● **Problem requirements**
Search the records for the word "试卷上答题" and pick out every line that has it.

((

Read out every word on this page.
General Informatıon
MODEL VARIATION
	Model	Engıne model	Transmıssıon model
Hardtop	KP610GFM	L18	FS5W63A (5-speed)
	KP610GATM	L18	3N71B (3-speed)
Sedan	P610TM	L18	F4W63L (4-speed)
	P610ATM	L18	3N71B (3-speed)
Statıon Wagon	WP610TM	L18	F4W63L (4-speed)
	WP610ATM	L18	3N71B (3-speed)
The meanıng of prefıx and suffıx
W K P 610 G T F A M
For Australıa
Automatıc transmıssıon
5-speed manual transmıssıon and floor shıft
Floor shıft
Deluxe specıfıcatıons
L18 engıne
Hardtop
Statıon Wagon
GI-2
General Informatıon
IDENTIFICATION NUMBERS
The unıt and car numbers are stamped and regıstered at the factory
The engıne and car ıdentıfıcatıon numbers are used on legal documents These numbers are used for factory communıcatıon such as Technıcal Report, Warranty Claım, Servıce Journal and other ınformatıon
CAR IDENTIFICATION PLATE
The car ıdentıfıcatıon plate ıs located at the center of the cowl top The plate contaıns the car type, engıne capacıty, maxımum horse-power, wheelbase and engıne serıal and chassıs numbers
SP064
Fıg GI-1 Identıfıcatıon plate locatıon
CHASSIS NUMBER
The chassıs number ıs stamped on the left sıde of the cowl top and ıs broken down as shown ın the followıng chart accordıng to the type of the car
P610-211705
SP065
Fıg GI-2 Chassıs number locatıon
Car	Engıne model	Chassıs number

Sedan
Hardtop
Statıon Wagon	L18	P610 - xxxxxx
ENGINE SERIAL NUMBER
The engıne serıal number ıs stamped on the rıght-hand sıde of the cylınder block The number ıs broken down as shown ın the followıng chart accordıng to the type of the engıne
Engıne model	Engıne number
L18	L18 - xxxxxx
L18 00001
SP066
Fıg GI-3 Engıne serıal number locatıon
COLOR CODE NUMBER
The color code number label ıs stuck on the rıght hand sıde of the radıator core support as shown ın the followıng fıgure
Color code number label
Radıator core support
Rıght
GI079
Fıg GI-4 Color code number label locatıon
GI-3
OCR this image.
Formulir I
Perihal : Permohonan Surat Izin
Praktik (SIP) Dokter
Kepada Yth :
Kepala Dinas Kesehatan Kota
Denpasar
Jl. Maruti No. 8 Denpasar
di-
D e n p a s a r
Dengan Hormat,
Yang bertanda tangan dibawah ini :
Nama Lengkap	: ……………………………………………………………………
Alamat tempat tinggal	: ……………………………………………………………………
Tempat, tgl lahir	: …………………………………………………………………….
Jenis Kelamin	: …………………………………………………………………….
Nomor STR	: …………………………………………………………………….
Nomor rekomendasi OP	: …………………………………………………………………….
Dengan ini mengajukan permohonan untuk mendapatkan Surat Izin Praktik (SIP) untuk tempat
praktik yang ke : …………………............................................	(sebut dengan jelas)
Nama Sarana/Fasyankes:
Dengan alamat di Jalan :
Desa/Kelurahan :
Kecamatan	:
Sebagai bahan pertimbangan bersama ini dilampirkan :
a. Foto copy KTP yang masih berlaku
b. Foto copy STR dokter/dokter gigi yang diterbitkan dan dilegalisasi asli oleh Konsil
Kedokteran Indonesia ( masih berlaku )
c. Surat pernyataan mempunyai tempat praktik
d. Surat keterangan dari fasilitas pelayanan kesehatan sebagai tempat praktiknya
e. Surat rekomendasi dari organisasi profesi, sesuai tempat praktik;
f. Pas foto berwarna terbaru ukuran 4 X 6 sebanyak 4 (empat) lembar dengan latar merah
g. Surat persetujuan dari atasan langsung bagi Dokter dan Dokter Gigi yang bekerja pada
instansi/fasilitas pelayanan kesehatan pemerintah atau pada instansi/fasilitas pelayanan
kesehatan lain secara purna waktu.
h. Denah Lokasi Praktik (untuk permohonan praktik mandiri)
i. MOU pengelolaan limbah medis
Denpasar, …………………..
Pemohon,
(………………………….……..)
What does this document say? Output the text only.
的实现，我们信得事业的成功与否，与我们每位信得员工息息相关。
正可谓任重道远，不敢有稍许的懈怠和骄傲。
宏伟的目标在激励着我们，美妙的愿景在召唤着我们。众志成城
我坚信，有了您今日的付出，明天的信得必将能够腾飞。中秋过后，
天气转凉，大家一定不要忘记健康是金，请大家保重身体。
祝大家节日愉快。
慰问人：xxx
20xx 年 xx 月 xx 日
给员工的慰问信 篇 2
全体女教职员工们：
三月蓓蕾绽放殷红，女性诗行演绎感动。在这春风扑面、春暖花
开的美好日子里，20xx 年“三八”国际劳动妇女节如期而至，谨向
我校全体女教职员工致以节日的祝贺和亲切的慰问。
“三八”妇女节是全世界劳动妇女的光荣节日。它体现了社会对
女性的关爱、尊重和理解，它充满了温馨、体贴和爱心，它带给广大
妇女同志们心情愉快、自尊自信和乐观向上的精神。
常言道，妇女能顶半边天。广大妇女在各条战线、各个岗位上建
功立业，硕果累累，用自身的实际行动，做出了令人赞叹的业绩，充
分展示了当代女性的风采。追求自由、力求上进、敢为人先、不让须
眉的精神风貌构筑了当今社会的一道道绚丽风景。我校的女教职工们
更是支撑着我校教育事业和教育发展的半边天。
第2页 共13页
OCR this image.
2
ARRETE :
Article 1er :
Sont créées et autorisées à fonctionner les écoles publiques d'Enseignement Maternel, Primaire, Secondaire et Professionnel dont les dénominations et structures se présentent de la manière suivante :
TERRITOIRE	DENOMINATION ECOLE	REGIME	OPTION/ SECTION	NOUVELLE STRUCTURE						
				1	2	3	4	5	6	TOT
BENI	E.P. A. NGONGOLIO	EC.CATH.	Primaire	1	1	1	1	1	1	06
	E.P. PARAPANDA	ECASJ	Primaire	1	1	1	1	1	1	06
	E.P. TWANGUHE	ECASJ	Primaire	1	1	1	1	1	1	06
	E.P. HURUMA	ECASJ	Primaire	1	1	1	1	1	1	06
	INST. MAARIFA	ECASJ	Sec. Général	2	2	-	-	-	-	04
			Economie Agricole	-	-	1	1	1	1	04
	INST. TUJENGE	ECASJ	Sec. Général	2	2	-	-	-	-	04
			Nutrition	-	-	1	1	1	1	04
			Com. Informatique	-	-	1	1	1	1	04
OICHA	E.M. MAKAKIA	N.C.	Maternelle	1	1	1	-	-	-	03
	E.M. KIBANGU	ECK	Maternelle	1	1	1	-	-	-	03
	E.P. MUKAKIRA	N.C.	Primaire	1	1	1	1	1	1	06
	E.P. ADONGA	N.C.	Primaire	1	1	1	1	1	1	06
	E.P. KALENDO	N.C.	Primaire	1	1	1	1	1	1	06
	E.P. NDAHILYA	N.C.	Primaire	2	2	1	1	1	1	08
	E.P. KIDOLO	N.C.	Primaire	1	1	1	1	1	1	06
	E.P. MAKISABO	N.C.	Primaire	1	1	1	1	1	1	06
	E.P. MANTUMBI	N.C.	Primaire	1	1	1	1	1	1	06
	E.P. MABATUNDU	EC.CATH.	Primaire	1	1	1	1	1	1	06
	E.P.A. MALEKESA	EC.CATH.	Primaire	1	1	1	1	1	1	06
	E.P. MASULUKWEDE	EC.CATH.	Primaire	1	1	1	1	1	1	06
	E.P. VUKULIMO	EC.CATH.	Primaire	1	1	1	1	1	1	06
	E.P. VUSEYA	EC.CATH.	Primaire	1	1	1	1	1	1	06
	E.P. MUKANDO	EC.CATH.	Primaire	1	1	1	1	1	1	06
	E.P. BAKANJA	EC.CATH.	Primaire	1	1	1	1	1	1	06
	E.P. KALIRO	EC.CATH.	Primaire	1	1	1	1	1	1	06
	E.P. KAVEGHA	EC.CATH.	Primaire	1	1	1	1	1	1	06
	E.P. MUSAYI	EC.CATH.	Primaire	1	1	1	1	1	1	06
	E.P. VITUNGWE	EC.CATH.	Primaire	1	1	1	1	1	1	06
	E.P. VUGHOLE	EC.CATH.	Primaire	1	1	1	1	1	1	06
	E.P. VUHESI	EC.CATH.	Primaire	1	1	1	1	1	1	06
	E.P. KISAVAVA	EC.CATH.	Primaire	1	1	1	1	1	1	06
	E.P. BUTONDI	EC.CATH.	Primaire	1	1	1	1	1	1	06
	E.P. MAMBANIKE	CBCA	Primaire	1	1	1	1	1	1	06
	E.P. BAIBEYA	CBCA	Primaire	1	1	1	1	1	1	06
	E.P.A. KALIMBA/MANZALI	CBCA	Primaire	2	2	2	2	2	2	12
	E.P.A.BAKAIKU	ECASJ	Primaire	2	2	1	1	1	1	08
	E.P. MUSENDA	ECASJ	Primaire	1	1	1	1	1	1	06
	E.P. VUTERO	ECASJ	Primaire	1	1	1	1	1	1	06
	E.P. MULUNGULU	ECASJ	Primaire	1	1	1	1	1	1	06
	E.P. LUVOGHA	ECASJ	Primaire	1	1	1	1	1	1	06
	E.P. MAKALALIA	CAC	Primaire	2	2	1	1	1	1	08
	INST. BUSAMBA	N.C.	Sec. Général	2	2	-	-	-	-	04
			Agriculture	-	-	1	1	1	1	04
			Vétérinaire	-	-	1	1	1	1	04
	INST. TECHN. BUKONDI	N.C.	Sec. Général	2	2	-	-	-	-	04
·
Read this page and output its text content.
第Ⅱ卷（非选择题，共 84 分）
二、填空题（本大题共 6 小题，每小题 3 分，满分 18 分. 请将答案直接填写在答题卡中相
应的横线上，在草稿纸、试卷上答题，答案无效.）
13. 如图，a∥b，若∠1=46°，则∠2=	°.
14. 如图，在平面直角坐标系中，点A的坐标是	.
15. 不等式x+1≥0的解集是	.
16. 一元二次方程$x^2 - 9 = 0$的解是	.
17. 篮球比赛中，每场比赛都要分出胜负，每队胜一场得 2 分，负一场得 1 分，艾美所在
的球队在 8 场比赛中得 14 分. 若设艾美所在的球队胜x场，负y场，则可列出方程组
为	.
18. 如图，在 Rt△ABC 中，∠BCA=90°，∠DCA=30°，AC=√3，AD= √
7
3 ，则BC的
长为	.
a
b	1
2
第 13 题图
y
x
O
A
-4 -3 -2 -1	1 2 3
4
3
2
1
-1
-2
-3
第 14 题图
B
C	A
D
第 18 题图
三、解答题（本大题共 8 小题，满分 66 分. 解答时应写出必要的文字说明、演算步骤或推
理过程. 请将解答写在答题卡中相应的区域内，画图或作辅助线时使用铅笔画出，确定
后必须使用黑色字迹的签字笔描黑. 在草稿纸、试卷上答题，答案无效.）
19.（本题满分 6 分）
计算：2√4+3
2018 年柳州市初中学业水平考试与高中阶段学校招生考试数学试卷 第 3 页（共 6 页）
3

))

● **Result**
应的横线上，在草稿纸、试卷上答题，答案无效.）
后必须使用黑色字迹的签字笔描黑. 在草稿纸、试卷上答题，答案无效.）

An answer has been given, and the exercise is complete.